## EXERCISE AIM
Each entry must appear again exactly as it does in the source.

## SOURCE MATERIAL
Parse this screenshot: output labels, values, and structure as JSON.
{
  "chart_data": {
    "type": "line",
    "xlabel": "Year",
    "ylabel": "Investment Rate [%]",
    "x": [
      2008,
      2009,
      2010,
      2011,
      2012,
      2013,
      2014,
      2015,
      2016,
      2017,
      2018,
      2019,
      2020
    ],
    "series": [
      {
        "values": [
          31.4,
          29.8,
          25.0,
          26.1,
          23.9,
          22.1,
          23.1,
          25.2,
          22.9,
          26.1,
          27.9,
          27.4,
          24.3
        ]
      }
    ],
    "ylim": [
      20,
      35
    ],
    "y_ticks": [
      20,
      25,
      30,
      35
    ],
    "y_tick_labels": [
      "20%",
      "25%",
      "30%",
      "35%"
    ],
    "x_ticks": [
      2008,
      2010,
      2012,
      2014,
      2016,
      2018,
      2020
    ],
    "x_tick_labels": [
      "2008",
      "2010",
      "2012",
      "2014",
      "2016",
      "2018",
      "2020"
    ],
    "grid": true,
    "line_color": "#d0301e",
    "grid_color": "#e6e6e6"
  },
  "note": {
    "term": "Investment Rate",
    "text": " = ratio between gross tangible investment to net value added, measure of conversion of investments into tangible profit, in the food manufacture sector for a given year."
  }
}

## RESPONSE TO THE TASK
Parse this screenshot: output labels, values, and structure as JSON.
{
  "chart_data": {
    "type": "line",
    "xlabel": "Year",
    "ylabel": "Investment Rate [%]",
    "x": [
      2008,
      2009,
      2010,
      2011,
      2012,
      2013,
      2014,
      2015,
      2016,
      2017,
      2018,
      2019,
      2020
    ],
    "series": [
      {
        "values": [
          31.4,
          29.8,
          25.0,
          26.1,
          23.9,
          22.1,
          23.1,
          25.2,
          22.9,
          26.1,
          27.9,
          27.4,
          24.3
        ]
      }
    ],
    "ylim": [
      20,
      35
    ],
    "y_ticks": [
      20,
      25,
      30,
      35
    ],
    "y_tick_labels": [
      "20%",
      "25%",
      "30%",
      "35%"
    ],
    "x_ticks": [
      2008,
      2010,
      2012,
      2014,
      2016,
      2018,
      2020
    ],
    "x_tick_labels": [
      "2008",
      "2010",
      "2012",
      "2014",
      "2016",
      "2018",
      "2020"
    ],
    "grid": true,
    "line_color": "#d0301e",
    "grid_color": "#e6e6e6"
  },
  "note": {
    "term": "Investment Rate",
    "text": " = ratio between gross tangible investment to net value added, measure of conversion of investments into tangible profit, in the food manufacture sector for a given year."
  }
}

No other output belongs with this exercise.